To do
All entries are to be given again verbatim.
start
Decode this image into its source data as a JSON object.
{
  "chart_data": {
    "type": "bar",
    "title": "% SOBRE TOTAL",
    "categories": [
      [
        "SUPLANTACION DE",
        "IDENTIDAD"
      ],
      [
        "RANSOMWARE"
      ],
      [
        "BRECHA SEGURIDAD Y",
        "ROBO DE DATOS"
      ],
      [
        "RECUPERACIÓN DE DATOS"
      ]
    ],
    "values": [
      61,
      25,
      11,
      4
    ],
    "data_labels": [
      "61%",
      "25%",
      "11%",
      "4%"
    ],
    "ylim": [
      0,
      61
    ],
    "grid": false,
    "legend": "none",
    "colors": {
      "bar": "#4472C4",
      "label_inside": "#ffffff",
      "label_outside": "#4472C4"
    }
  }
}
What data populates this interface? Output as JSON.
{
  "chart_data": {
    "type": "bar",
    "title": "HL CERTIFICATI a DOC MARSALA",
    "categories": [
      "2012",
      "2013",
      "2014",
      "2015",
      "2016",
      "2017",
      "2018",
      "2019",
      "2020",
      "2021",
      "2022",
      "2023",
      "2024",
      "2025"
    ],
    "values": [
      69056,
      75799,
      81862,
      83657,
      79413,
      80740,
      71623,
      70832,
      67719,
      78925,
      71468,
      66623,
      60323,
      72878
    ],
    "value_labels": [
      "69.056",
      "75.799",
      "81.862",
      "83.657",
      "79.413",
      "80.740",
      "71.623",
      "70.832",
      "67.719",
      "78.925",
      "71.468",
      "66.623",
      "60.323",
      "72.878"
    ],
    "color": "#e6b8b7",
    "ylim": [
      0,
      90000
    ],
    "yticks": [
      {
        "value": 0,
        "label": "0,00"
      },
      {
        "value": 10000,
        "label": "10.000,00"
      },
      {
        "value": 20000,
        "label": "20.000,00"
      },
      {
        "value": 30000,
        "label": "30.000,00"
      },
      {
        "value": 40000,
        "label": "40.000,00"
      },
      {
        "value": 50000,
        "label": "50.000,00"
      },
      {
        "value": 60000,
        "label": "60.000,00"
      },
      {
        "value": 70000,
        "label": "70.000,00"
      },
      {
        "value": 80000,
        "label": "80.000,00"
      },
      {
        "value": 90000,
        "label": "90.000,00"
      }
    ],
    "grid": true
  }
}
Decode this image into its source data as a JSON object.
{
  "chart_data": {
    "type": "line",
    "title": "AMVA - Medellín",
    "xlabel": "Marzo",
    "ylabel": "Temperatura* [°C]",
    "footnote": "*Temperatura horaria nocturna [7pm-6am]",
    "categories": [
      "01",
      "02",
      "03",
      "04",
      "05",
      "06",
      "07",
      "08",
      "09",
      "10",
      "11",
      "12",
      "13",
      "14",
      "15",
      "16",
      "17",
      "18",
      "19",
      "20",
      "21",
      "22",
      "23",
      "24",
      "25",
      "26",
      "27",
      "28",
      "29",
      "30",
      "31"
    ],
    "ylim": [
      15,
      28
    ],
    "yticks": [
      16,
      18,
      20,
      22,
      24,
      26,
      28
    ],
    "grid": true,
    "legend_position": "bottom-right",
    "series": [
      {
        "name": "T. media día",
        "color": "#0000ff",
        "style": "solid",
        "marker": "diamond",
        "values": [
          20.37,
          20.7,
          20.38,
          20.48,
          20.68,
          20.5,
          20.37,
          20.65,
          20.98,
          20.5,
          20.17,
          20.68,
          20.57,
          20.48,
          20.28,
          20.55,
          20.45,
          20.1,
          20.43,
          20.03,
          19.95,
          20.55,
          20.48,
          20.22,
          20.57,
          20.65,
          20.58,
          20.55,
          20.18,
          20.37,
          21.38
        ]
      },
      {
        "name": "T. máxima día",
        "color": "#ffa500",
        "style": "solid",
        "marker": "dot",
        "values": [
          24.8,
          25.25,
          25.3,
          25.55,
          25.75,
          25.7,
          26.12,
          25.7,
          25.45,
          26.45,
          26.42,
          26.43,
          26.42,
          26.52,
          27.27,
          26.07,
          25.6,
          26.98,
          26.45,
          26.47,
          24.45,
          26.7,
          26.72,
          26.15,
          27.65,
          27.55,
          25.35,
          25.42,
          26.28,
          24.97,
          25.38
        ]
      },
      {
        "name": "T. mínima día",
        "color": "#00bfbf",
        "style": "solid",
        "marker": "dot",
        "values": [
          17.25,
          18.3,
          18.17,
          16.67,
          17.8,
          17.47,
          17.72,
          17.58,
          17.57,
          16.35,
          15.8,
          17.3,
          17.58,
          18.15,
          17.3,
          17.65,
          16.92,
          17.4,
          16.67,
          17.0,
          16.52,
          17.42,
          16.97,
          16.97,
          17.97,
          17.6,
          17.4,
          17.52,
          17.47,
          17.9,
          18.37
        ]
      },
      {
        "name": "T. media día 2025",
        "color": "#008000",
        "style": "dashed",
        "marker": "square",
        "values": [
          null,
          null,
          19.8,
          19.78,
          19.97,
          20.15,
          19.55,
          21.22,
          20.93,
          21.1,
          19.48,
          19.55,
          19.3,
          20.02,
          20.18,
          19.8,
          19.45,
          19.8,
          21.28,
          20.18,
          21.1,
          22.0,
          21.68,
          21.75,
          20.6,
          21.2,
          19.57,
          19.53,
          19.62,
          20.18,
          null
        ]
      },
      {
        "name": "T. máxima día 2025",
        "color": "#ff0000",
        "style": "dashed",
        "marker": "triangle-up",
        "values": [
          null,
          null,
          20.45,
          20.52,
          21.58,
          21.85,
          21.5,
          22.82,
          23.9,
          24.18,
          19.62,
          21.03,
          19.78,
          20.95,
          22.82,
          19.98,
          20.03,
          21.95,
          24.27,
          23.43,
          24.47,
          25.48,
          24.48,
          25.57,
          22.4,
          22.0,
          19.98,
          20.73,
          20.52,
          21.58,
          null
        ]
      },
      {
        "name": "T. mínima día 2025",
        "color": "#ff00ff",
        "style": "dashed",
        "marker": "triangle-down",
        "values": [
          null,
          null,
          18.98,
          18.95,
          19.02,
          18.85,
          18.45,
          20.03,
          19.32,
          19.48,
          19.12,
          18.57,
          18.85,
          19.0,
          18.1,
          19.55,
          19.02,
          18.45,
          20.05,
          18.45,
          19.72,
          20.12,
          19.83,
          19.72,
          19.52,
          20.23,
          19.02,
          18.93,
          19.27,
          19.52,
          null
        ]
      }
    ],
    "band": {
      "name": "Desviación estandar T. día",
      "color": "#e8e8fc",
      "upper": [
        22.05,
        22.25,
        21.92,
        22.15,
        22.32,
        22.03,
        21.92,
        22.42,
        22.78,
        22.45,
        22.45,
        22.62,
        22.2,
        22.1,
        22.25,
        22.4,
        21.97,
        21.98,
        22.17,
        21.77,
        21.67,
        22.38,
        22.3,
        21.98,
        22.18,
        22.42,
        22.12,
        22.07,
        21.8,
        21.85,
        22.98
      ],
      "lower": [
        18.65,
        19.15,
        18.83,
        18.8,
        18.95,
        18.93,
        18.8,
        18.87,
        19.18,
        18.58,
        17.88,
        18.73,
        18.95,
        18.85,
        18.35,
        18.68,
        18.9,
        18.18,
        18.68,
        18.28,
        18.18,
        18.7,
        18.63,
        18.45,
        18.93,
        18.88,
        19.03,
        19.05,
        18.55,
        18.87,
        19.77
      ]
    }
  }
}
end
Solution to the problem
Decode this image into its source data as a JSON object.
{
  "chart_data": {
    "type": "bar",
    "title": "% SOBRE TOTAL",
    "categories": [
      [
        "SUPLANTACION DE",
        "IDENTIDAD"
      ],
      [
        "RANSOMWARE"
      ],
      [
        "BRECHA SEGURIDAD Y",
        "ROBO DE DATOS"
      ],
      [
        "RECUPERACIÓN DE DATOS"
      ]
    ],
    "values": [
      61,
      25,
      11,
      4
    ],
    "data_labels": [
      "61%",
      "25%",
      "11%",
      "4%"
    ],
    "ylim": [
      0,
      61
    ],
    "grid": false,
    "legend": "none",
    "colors": {
      "bar": "#4472C4",
      "label_inside": "#ffffff",
      "label_outside": "#4472C4"
    }
  }
}
What data populates this interface? Output as JSON.
{
  "chart_data": {
    "type": "bar",
    "title": "HL CERTIFICATI a DOC MARSALA",
    "categories": [
      "2012",
      "2013",
      "2014",
      "2015",
      "2016",
      "2017",
      "2018",
      "2019",
      "2020",
      "2021",
      "2022",
      "2023",
      "2024",
      "2025"
    ],
    "values": [
      69056,
      75799,
      81862,
      83657,
      79413,
      80740,
      71623,
      70832,
      67719,
      78925,
      71468,
      66623,
      60323,
      72878
    ],
    "value_labels": [
      "69.056",
      "75.799",
      "81.862",
      "83.657",
      "79.413",
      "80.740",
      "71.623",
      "70.832",
      "67.719",
      "78.925",
      "71.468",
      "66.623",
      "60.323",
      "72.878"
    ],
    "color": "#e6b8b7",
    "ylim": [
      0,
      90000
    ],
    "yticks": [
      {
        "value": 0,
        "label": "0,00"
      },
      {
        "value": 10000,
        "label": "10.000,00"
      },
      {
        "value": 20000,
        "label": "20.000,00"
      },
      {
        "value": 30000,
        "label": "30.000,00"
      },
      {
        "value": 40000,
        "label": "40.000,00"
      },
      {
        "value": 50000,
        "label": "50.000,00"
      },
      {
        "value": 60000,
        "label": "60.000,00"
      },
      {
        "value": 70000,
        "label": "70.000,00"
      },
      {
        "value": 80000,
        "label": "80.000,00"
      },
      {
        "value": 90000,
        "label": "90.000,00"
      }
    ],
    "grid": true
  }
}
Decode this image into its source data as a JSON object.
{
  "chart_data": {
    "type": "line",
    "title": "AMVA - Medellín",
    "xlabel": "Marzo",
    "ylabel": "Temperatura* [°C]",
    "footnote": "*Temperatura horaria nocturna [7pm-6am]",
    "categories": [
      "01",
      "02",
      "03",
      "04",
      "05",
      "06",
      "07",
      "08",
      "09",
      "10",
      "11",
      "12",
      "13",
      "14",
      "15",
      "16",
      "17",
      "18",
      "19",
      "20",
      "21",
      "22",
      "23",
      "24",
      "25",
      "26",
      "27",
      "28",
      "29",
      "30",
      "31"
    ],
    "ylim": [
      15,
      28
    ],
    "yticks": [
      16,
      18,
      20,
      22,
      24,
      26,
      28
    ],
    "grid": true,
    "legend_position": "bottom-right",
    "series": [
      {
        "name": "T. media día",
        "color": "#0000ff",
        "style": "solid",
        "marker": "diamond",
        "values": [
          20.37,
          20.7,
          20.38,
          20.48,
          20.68,
          20.5,
          20.37,
          20.65,
          20.98,
          20.5,
          20.17,
          20.68,
          20.57,
          20.48,
          20.28,
          20.55,
          20.45,
          20.1,
          20.43,
          20.03,
          19.95,
          20.55,
          20.48,
          20.22,
          20.57,
          20.65,
          20.58,
          20.55,
          20.18,
          20.37,
          21.38
        ]
      },
      {
        "name": "T. máxima día",
        "color": "#ffa500",
        "style": "solid",
        "marker": "dot",
        "values": [
          24.8,
          25.25,
          25.3,
          25.55,
          25.75,
          25.7,
          26.12,
          25.7,
          25.45,
          26.45,
          26.42,
          26.43,
          26.42,
          26.52,
          27.27,
          26.07,
          25.6,
          26.98,
          26.45,
          26.47,
          24.45,
          26.7,
          26.72,
          26.15,
          27.65,
          27.55,
          25.35,
          25.42,
          26.28,
          24.97,
          25.38
        ]
      },
      {
        "name": "T. mínima día",
        "color": "#00bfbf",
        "style": "solid",
        "marker": "dot",
        "values": [
          17.25,
          18.3,
          18.17,
          16.67,
          17.8,
          17.47,
          17.72,
          17.58,
          17.57,
          16.35,
          15.8,
          17.3,
          17.58,
          18.15,
          17.3,
          17.65,
          16.92,
          17.4,
          16.67,
          17.0,
          16.52,
          17.42,
          16.97,
          16.97,
          17.97,
          17.6,
          17.4,
          17.52,
          17.47,
          17.9,
          18.37
        ]
      },
      {
        "name": "T. media día 2025",
        "color": "#008000",
        "style": "dashed",
        "marker": "square",
        "values": [
          null,
          null,
          19.8,
          19.78,
          19.97,
          20.15,
          19.55,
          21.22,
          20.93,
          21.1,
          19.48,
          19.55,
          19.3,
          20.02,
          20.18,
          19.8,
          19.45,
          19.8,
          21.28,
          20.18,
          21.1,
          22.0,
          21.68,
          21.75,
          20.6,
          21.2,
          19.57,
          19.53,
          19.62,
          20.18,
          null
        ]
      },
      {
        "name": "T. máxima día 2025",
        "color": "#ff0000",
        "style": "dashed",
        "marker": "triangle-up",
        "values": [
          null,
          null,
          20.45,
          20.52,
          21.58,
          21.85,
          21.5,
          22.82,
          23.9,
          24.18,
          19.62,
          21.03,
          19.78,
          20.95,
          22.82,
          19.98,
          20.03,
          21.95,
          24.27,
          23.43,
          24.47,
          25.48,
          24.48,
          25.57,
          22.4,
          22.0,
          19.98,
          20.73,
          20.52,
          21.58,
          null
        ]
      },
      {
        "name": "T. mínima día 2025",
        "color": "#ff00ff",
        "style": "dashed",
        "marker": "triangle-down",
        "values": [
          null,
          null,
          18.98,
          18.95,
          19.02,
          18.85,
          18.45,
          20.03,
          19.32,
          19.48,
          19.12,
          18.57,
          18.85,
          19.0,
          18.1,
          19.55,
          19.02,
          18.45,
          20.05,
          18.45,
          19.72,
          20.12,
          19.83,
          19.72,
          19.52,
          20.23,
          19.02,
          18.93,
          19.27,
          19.52,
          null
        ]
      }
    ],
    "band": {
      "name": "Desviación estandar T. día",
      "color": "#e8e8fc",
      "upper": [
        22.05,
        22.25,
        21.92,
        22.15,
        22.32,
        22.03,
        21.92,
        22.42,
        22.78,
        22.45,
        22.45,
        22.62,
        22.2,
        22.1,
        22.25,
        22.4,
        21.97,
        21.98,
        22.17,
        21.77,
        21.67,
        22.38,
        22.3,
        21.98,
        22.18,
        22.42,
        22.12,
        22.07,
        21.8,
        21.85,
        22.98
      ],
      "lower": [
        18.65,
        19.15,
        18.83,
        18.8,
        18.95,
        18.93,
        18.8,
        18.87,
        19.18,
        18.58,
        17.88,
        18.73,
        18.95,
        18.85,
        18.35,
        18.68,
        18.9,
        18.18,
        18.68,
        18.28,
        18.18,
        18.7,
        18.63,
        18.45,
        18.93,
        18.88,
        19.03,
        19.05,
        18.55,
        18.87,
        19.77
      ]
    }
  }
}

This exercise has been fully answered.